>>>>>

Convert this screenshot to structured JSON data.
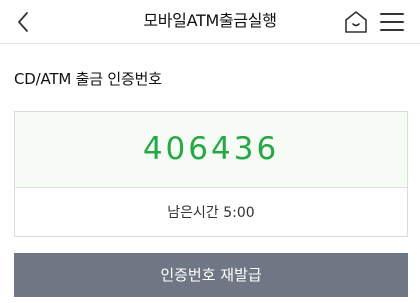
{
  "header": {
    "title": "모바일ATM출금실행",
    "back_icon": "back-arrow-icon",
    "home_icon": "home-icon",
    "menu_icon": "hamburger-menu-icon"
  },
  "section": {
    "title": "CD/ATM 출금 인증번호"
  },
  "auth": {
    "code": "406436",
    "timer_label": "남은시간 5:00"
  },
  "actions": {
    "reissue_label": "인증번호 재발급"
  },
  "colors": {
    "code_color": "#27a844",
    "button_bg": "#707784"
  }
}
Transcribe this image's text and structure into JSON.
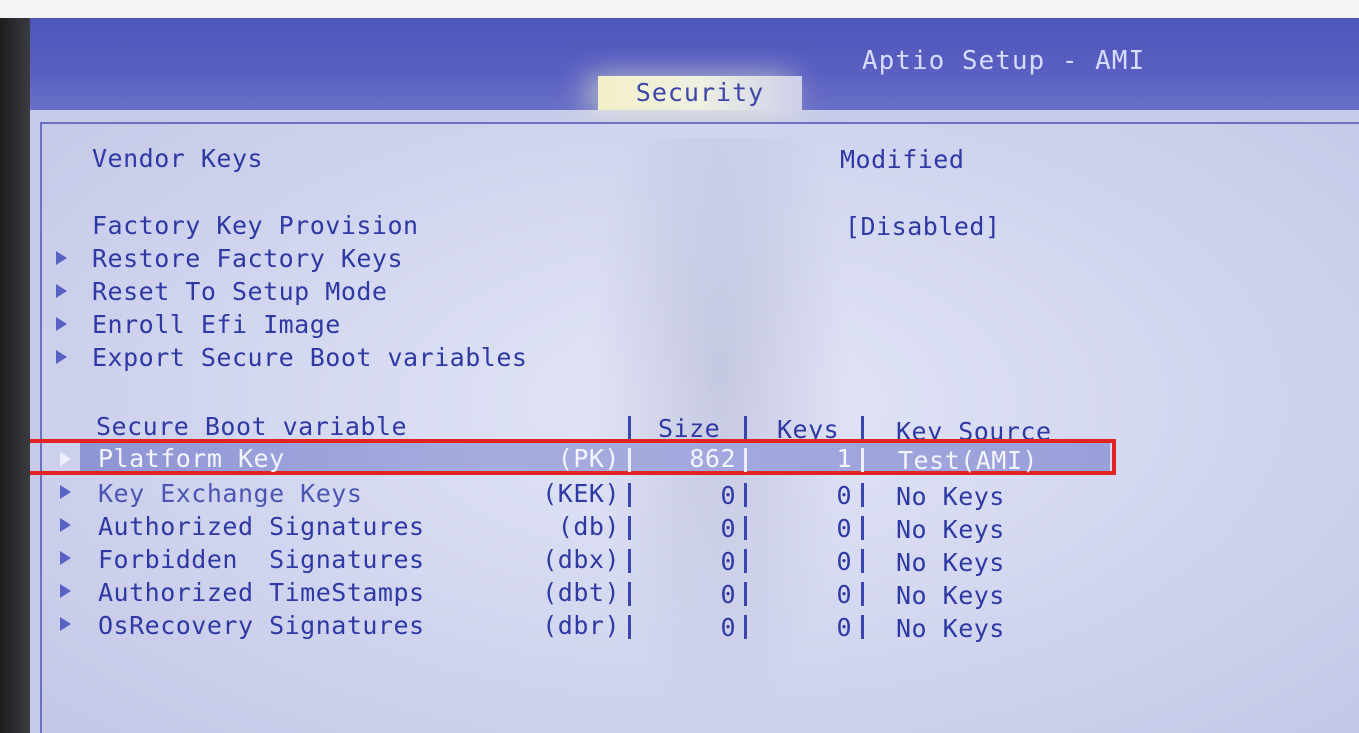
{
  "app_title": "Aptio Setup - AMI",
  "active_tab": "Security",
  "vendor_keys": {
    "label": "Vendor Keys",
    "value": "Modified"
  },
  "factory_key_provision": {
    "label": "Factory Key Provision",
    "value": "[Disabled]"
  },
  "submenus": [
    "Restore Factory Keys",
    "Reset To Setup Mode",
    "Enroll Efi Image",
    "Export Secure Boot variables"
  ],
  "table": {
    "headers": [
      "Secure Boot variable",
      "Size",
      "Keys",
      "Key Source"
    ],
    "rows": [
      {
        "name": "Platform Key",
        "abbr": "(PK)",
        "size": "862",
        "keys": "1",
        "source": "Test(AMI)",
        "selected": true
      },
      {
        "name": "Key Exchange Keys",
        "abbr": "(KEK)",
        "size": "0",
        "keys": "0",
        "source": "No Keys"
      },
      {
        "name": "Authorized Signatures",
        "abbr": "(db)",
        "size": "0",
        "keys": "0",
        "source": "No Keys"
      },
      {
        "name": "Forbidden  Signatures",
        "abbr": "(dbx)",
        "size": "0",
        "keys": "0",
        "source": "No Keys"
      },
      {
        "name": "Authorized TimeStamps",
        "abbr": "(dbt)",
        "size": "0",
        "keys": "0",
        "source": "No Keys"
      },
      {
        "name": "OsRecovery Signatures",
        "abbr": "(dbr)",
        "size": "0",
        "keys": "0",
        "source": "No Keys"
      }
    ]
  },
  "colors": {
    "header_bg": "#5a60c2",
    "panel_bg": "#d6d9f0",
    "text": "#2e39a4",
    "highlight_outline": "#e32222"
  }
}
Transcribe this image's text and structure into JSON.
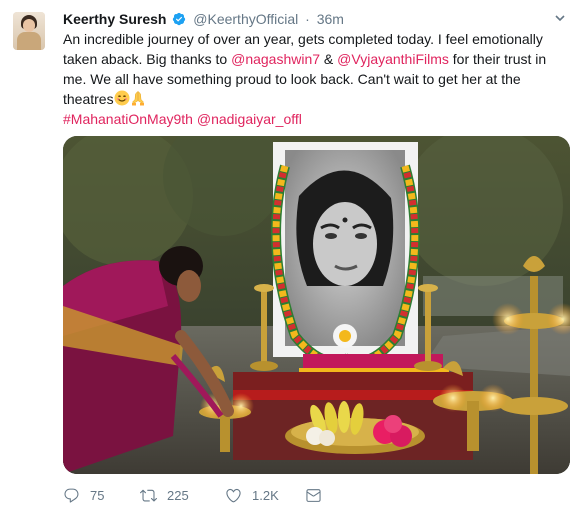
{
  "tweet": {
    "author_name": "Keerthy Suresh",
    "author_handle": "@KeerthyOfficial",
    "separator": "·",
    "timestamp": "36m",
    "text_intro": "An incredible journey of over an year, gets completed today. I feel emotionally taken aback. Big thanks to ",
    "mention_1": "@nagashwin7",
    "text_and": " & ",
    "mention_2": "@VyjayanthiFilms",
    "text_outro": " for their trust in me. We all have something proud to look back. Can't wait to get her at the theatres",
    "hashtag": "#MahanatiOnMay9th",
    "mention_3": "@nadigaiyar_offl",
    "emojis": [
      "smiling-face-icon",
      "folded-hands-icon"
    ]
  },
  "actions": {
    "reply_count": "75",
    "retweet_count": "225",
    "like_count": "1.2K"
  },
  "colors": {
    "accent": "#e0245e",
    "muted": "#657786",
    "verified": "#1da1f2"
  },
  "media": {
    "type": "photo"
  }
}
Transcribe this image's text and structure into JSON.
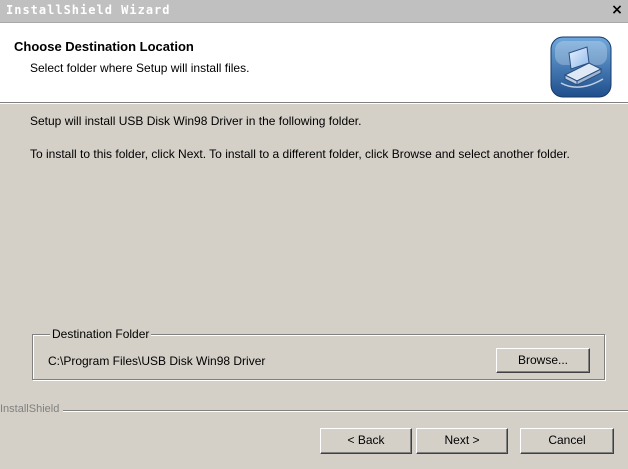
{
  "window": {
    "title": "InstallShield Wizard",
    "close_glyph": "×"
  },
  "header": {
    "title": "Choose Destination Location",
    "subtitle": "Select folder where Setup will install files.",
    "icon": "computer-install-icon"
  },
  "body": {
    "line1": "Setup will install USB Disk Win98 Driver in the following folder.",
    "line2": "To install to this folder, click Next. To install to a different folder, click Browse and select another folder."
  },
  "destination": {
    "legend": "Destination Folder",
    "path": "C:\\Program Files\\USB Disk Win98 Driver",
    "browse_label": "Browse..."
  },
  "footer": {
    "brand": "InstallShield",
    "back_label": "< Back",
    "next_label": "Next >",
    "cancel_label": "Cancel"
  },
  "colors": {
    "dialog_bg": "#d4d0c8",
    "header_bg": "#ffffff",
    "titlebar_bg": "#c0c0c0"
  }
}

<<<<<

__SHORT PROBLEM__. Return only those lines of the records that contain the string "icon".

__SOLUTION__.
    "back_icon": "back-arrow-icon",
    "home_icon": "home-icon",
    "menu_icon": "hamburger-menu-icon"
      "smiling-face-icon",
      "folded-hands-icon"
    "icon": "computer-install-icon"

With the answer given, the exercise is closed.